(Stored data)

§ §

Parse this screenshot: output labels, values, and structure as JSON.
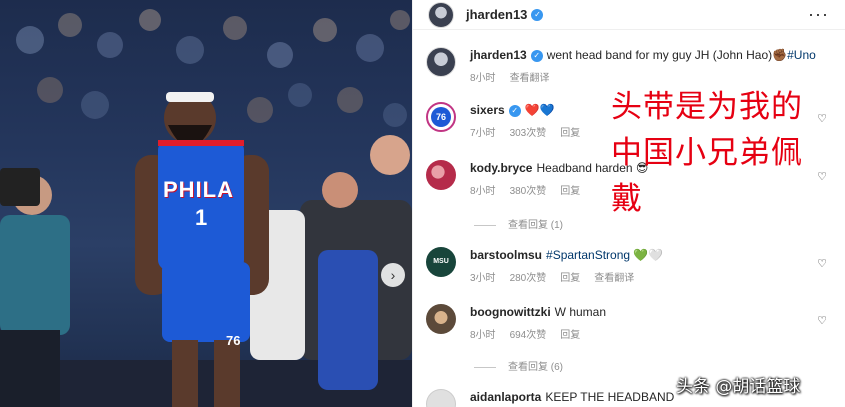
{
  "post": {
    "author": "jharden13",
    "more_icon": "more-horizontal-icon",
    "caption": {
      "user": "jharden13",
      "text": "went head band for my guy JH (John Hao)",
      "emoji": "✊🏾",
      "hashtag": "#Uno",
      "time": "8小时",
      "translate": "查看翻译"
    }
  },
  "comments": [
    {
      "user": "sixers",
      "text": "",
      "emoji": "❤️💙",
      "time": "7小时",
      "likes": "303次赞",
      "reply": "回复"
    },
    {
      "user": "kody.bryce",
      "text": "Headband harden",
      "emoji": "😎",
      "time": "8小时",
      "likes": "380次赞",
      "reply": "回复",
      "view_replies": "查看回复 (1)"
    },
    {
      "user": "barstoolmsu",
      "text": "#SpartanStrong",
      "emoji": "💚🤍",
      "time": "3小时",
      "likes": "280次赞",
      "reply": "回复",
      "translate": "查看翻译"
    },
    {
      "user": "boognowittzki",
      "text": "W human",
      "time": "8小时",
      "likes": "694次赞",
      "reply": "回复",
      "view_replies": "查看回复 (6)"
    },
    {
      "user": "aidanlaporta",
      "text": "KEEP THE HEADBAND"
    }
  ],
  "photo": {
    "jersey_text": "PHILA",
    "jersey_number": "1",
    "shorts_logo": "76"
  },
  "overlay_text": "头带是为我的中国小兄弟佩戴",
  "watermark": "头条 @胡话篮球",
  "colors": {
    "verified": "#3897f0",
    "sixers_blue": "#1d5ad6",
    "overlay_red": "#e60012"
  }
}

§ §

## INSTRUCTIONS TO FOLLOW
Can the entries above be repeated exactly, without their pictures?

## EXERCISE RESULT
Parse this screenshot: output labels, values, and structure as JSON.
{
  "post": {
    "author": "jharden13",
    "more_icon": "more-horizontal-icon",
    "caption": {
      "user": "jharden13",
      "text": "went head band for my guy JH (John Hao)",
      "emoji": "✊🏾",
      "hashtag": "#Uno",
      "time": "8小时",
      "translate": "查看翻译"
    }
  },
  "comments": [
    {
      "user": "sixers",
      "text": "",
      "emoji": "❤️💙",
      "time": "7小时",
      "likes": "303次赞",
      "reply": "回复"
    },
    {
      "user": "kody.bryce",
      "text": "Headband harden",
      "emoji": "😎",
      "time": "8小时",
      "likes": "380次赞",
      "reply": "回复",
      "view_replies": "查看回复 (1)"
    },
    {
      "user": "barstoolmsu",
      "text": "#SpartanStrong",
      "emoji": "💚🤍",
      "time": "3小时",
      "likes": "280次赞",
      "reply": "回复",
      "translate": "查看翻译"
    },
    {
      "user": "boognowittzki",
      "text": "W human",
      "time": "8小时",
      "likes": "694次赞",
      "reply": "回复",
      "view_replies": "查看回复 (6)"
    },
    {
      "user": "aidanlaporta",
      "text": "KEEP THE HEADBAND"
    }
  ],
  "photo": {
    "jersey_text": "PHILA",
    "jersey_number": "1",
    "shorts_logo": "76"
  },
  "overlay_text": "头带是为我的中国小兄弟佩戴",
  "watermark": "头条 @胡话篮球",
  "colors": {
    "verified": "#3897f0",
    "sixers_blue": "#1d5ad6",
    "overlay_red": "#e60012"
  }
}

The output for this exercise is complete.